*PROVIDED TEXT*

---------------

A peer-reviewed study published in PNAS by researchers from Worcester Polytechnic Institute, Woods Hole Oceanographic Institution, and Harvard University calculated that in high-concentration zones of the GPGP, the energy surplus from processing collected plastic is 480% -- nearly five times more energy produced than consumed by the entire collection and processing operation.
Our own modeled scenarios for The Claw show:
| Scale | Daily Generation | Daily Consumption | Surplus |
|---|---|---|---|
| Prototype (5 TPD) | ~13,800 kWh | ~8,200 kWh | +68% surplus |
| Full scale (100 TPD) | ~275,700 kWh | ~67,700 kWh | +307% surplus |
| Pessimistic (100 TPD with 35% ocean penalty) | ~179,200 kWh | ~67,700 kWh | +165% surplus |
What We Don't Know Yet
We have not tested this specific energy loop with actual ocean plastic feedstock. All the numbers above are modeled from real plant data and published research. The prototype phase exists specifically to answer this question with certainty. But the math is strongly in our favor -- the energy margin is so wide that even significant real-world losses would not close the gap.
How Big Is It?
One of plasma gasification's advantages is its compact footprint. The reactor itself is surprisingly small relative to what it can do.

---------------

*ACTION ITEM A*
Please reproduce the energy passage word for word from "Our own modeled" to "How Big Is It?".
*ACTION ITEM B*
Answer these questions from the energy passage:
(i) Researchers from which three institutions published the PNAS study?
(ii) What daily generation is modeled for The Claw at full scale (100 TPD)?
(iii) What has not yet been tested with actual ocean plastic feedstock?

*RECORDS SHOWN*
---------------

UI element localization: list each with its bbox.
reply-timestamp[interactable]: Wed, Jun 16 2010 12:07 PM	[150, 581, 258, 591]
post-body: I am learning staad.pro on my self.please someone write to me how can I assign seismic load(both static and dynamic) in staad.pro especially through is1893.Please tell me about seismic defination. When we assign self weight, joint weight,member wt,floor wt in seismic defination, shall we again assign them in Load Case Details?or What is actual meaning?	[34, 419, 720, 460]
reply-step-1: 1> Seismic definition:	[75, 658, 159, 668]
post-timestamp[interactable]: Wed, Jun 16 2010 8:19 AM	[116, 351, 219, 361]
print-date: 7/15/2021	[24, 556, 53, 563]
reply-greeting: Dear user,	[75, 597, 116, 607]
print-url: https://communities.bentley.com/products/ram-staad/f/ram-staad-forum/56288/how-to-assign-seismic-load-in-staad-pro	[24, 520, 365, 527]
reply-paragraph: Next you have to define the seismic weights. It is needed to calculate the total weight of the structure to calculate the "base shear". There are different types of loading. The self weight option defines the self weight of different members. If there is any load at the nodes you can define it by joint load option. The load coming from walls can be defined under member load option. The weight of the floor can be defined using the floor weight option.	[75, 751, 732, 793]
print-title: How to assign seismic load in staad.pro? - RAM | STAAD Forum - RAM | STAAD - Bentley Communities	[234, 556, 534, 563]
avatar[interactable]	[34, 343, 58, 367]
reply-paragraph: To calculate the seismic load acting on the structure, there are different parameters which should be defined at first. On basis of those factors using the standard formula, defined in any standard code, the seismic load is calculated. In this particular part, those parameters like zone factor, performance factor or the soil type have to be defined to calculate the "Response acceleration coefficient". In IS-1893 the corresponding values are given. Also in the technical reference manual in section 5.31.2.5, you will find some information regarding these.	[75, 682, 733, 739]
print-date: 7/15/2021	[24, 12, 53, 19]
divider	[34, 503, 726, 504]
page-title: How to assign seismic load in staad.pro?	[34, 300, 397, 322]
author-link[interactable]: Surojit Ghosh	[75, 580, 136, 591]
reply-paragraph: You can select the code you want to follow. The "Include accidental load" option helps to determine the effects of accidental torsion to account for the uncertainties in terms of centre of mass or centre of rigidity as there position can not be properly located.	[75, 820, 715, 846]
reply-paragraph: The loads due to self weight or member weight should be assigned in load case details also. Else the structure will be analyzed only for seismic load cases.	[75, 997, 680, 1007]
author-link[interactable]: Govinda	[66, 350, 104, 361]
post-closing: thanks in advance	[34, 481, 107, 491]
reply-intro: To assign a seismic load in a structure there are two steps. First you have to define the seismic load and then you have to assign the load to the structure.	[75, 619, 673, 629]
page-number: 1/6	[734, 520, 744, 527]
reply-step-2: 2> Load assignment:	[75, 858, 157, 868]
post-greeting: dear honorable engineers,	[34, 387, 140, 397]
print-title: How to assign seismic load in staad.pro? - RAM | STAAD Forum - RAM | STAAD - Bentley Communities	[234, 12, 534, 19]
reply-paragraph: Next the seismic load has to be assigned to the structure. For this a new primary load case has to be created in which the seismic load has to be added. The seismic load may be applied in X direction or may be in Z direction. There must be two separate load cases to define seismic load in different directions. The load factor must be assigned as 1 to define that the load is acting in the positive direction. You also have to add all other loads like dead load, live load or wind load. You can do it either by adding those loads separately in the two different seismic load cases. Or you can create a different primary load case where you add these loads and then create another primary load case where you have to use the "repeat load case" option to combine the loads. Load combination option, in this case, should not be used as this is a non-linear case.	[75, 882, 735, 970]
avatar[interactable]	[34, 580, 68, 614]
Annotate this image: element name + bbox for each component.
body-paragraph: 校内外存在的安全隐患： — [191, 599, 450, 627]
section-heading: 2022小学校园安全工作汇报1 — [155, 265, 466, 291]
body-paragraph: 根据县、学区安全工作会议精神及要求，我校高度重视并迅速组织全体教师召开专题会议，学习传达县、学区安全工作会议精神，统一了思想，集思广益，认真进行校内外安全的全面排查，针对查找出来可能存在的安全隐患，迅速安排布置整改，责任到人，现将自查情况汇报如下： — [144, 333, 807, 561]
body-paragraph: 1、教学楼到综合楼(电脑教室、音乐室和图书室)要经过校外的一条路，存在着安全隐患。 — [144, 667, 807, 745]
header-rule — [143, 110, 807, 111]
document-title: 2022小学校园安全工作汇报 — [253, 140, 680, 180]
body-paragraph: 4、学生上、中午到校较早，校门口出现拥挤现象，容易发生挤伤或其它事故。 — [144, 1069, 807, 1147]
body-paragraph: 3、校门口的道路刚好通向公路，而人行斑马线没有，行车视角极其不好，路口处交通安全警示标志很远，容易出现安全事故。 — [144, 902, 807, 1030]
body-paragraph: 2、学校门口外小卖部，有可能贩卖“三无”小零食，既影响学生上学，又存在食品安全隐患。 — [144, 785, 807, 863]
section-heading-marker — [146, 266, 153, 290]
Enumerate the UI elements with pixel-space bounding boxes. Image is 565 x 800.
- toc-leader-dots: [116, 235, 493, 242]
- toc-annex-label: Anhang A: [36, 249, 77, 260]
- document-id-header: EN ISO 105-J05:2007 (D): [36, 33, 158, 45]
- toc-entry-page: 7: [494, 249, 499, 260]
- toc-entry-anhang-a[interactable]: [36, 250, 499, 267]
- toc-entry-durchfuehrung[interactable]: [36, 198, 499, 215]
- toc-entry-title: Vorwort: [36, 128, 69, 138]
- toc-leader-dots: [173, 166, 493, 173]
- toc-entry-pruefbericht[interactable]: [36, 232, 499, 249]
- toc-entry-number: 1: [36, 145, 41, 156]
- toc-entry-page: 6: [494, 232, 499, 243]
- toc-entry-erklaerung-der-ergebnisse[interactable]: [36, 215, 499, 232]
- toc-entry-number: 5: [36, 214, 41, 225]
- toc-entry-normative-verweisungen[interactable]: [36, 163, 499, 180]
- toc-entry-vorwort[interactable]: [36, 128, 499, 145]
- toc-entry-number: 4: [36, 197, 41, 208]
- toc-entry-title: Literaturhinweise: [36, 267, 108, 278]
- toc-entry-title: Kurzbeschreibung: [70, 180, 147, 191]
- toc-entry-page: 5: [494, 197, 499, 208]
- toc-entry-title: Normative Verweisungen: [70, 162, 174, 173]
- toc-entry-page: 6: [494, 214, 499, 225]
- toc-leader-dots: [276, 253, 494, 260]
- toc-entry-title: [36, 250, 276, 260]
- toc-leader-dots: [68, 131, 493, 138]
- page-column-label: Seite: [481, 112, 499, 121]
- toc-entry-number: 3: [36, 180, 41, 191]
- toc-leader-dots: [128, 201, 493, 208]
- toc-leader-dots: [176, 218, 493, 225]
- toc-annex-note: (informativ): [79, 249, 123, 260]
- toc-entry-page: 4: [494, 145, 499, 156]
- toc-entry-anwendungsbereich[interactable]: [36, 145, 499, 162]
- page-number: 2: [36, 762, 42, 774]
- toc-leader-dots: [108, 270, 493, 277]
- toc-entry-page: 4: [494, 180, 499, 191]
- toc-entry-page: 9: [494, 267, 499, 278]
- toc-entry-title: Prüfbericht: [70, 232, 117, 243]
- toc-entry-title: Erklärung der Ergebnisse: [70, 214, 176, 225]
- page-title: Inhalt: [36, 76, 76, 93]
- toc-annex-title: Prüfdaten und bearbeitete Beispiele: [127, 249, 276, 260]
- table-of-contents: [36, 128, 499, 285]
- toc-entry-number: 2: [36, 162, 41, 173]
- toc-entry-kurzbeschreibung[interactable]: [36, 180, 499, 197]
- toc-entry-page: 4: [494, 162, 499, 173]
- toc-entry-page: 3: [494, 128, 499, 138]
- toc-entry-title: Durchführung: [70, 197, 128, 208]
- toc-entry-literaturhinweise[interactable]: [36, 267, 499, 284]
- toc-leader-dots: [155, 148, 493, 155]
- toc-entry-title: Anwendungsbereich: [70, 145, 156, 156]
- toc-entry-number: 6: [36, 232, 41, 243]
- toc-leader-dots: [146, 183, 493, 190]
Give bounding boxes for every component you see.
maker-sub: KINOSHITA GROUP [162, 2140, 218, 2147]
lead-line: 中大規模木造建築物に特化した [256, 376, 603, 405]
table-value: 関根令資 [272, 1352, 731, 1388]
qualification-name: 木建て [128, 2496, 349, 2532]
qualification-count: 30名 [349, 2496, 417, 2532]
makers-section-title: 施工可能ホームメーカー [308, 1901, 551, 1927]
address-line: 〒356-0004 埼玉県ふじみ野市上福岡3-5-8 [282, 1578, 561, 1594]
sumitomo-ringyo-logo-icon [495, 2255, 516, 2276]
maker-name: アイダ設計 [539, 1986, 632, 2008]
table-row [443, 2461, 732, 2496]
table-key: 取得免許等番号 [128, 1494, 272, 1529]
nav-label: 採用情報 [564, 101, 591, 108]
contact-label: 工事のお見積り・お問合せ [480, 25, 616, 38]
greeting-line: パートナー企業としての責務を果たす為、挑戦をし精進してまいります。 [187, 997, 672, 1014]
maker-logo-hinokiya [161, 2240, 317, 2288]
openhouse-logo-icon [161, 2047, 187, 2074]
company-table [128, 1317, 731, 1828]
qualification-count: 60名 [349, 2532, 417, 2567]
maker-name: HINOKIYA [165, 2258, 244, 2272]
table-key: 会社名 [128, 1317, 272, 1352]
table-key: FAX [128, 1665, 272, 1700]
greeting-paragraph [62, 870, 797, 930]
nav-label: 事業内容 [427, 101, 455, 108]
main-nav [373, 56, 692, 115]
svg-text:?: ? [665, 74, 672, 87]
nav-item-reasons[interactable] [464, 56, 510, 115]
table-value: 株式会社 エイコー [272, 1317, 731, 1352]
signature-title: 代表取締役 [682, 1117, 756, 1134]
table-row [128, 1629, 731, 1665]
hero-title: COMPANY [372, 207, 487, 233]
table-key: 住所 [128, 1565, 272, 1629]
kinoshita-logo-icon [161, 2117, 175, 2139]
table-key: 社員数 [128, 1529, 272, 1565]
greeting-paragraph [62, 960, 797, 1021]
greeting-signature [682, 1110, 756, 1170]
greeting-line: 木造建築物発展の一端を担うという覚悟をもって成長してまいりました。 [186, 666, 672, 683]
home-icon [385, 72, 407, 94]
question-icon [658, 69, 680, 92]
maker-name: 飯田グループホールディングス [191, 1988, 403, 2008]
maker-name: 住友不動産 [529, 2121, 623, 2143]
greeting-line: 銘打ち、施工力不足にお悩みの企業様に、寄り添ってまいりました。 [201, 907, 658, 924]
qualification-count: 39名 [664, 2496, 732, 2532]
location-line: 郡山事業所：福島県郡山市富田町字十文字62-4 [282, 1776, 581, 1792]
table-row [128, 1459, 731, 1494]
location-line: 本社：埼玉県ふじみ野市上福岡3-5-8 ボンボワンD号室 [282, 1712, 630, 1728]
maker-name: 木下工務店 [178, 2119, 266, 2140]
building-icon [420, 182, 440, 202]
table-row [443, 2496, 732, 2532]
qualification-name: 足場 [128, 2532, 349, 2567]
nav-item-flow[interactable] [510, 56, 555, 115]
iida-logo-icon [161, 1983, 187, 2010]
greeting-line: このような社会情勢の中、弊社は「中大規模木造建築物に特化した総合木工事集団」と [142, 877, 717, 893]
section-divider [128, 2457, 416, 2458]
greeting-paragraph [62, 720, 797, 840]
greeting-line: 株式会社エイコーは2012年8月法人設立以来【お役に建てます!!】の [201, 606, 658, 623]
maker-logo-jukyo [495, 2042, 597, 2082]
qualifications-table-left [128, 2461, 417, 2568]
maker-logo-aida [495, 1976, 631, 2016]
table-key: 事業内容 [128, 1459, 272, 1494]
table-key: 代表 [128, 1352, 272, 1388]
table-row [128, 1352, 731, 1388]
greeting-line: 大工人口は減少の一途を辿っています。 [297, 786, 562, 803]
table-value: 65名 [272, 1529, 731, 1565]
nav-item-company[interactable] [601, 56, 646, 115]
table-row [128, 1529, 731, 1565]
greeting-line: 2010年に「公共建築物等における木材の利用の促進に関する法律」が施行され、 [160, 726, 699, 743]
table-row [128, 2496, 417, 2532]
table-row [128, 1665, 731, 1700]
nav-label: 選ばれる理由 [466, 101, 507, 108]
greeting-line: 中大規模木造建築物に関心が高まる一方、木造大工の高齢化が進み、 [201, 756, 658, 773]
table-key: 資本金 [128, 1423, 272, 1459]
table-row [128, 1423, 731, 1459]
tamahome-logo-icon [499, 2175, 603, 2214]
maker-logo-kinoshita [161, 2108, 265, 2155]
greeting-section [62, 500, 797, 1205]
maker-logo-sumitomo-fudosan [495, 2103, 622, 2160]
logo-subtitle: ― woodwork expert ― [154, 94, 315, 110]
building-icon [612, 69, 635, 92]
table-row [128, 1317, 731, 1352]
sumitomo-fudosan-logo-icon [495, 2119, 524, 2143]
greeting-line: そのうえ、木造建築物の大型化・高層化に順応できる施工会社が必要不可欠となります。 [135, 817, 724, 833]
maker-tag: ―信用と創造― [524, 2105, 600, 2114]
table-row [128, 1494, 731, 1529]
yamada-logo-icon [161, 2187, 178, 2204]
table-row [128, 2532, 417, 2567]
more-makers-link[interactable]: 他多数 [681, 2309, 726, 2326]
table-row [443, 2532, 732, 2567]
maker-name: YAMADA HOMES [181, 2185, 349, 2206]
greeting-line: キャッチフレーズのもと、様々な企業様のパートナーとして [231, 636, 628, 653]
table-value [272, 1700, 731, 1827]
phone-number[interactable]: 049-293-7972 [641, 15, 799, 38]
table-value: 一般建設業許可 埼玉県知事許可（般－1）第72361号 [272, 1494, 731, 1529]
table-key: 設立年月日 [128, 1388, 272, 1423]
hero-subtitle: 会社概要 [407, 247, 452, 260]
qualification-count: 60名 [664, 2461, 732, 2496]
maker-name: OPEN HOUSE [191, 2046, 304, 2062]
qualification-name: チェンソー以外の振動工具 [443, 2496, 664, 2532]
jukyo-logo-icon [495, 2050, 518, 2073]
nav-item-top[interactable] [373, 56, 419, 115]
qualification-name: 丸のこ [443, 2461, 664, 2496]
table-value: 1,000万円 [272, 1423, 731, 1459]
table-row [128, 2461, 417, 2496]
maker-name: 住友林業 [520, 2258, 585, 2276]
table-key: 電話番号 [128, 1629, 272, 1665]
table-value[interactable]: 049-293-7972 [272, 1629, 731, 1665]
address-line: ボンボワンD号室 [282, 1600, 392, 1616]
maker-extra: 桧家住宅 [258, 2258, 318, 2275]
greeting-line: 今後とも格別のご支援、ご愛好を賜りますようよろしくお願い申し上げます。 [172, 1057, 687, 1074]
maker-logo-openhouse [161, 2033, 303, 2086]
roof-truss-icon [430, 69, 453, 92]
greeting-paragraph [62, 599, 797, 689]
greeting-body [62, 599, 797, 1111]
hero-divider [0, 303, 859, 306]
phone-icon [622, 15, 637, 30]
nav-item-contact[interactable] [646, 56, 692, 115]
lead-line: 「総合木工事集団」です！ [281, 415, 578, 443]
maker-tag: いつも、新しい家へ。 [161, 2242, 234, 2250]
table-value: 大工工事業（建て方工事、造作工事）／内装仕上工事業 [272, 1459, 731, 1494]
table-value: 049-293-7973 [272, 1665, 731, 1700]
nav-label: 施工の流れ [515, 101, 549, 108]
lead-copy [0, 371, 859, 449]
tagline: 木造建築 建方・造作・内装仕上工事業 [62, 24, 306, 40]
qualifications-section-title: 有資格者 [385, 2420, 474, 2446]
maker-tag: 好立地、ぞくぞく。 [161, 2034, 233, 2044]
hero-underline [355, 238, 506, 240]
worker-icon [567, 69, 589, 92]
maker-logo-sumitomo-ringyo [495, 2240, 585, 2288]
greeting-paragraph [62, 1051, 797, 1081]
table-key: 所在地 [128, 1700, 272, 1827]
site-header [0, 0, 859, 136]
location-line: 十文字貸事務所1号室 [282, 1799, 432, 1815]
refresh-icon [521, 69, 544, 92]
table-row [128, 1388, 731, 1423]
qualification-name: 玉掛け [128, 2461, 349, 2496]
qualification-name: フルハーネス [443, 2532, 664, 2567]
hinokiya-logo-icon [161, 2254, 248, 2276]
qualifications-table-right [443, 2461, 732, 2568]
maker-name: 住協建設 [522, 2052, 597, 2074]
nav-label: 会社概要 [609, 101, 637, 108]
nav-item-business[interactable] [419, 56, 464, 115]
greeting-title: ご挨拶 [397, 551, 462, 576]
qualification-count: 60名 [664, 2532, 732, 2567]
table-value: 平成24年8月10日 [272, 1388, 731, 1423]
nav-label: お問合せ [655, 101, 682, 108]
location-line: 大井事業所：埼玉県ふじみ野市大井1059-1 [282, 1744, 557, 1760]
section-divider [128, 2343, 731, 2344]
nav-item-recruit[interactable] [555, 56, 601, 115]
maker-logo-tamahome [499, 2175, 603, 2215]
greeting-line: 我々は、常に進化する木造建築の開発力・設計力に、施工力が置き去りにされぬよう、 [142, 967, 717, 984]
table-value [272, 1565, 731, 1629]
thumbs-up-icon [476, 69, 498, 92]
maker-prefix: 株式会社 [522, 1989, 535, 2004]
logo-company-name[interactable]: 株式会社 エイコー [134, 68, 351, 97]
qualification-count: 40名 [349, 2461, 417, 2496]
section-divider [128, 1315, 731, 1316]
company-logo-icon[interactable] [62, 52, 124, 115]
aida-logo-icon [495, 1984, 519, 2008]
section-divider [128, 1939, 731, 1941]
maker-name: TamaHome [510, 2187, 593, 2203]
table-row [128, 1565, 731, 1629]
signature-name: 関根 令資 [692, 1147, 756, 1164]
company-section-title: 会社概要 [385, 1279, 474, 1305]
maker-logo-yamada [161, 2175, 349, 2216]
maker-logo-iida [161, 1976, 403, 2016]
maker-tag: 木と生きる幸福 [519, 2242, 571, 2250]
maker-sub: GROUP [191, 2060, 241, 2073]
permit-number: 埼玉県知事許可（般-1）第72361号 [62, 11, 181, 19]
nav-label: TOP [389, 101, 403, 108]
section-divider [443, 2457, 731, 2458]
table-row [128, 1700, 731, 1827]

---------------

*EXPECTED ANSWER A*
Our own modeled scenarios for The Claw show:
| Scale | Daily Generation | Daily Consumption | Surplus |
|---|---|---|---|
| Prototype (5 TPD) | ~13,800 kWh | ~8,200 kWh | +68% surplus |
| Full scale (100 TPD) | ~275,700 kWh | ~67,700 kWh | +307% surplus |
| Pessimistic (100 TPD with 35% ocean penalty) | ~179,200 kWh | ~67,700 kWh | +165% surplus |
What We Don't Know Yet
We have not tested this specific energy loop with actual ocean plastic feedstock. All the numbers above are modeled from real plant data and published research. The prototype phase exists specifically to answer this question with certainty. But the math is strongly in our favor -- the energy margin is so wide that even significant real-world losses would not close the gap.
How Big Is It?

*EXPECTED ANSWER B*
(i) Worcester Polytechnic Institute, Woods Hole Oceanographic Institution, and Harvard University
(ii) About 275,700 kWh
(iii) This specific energy loop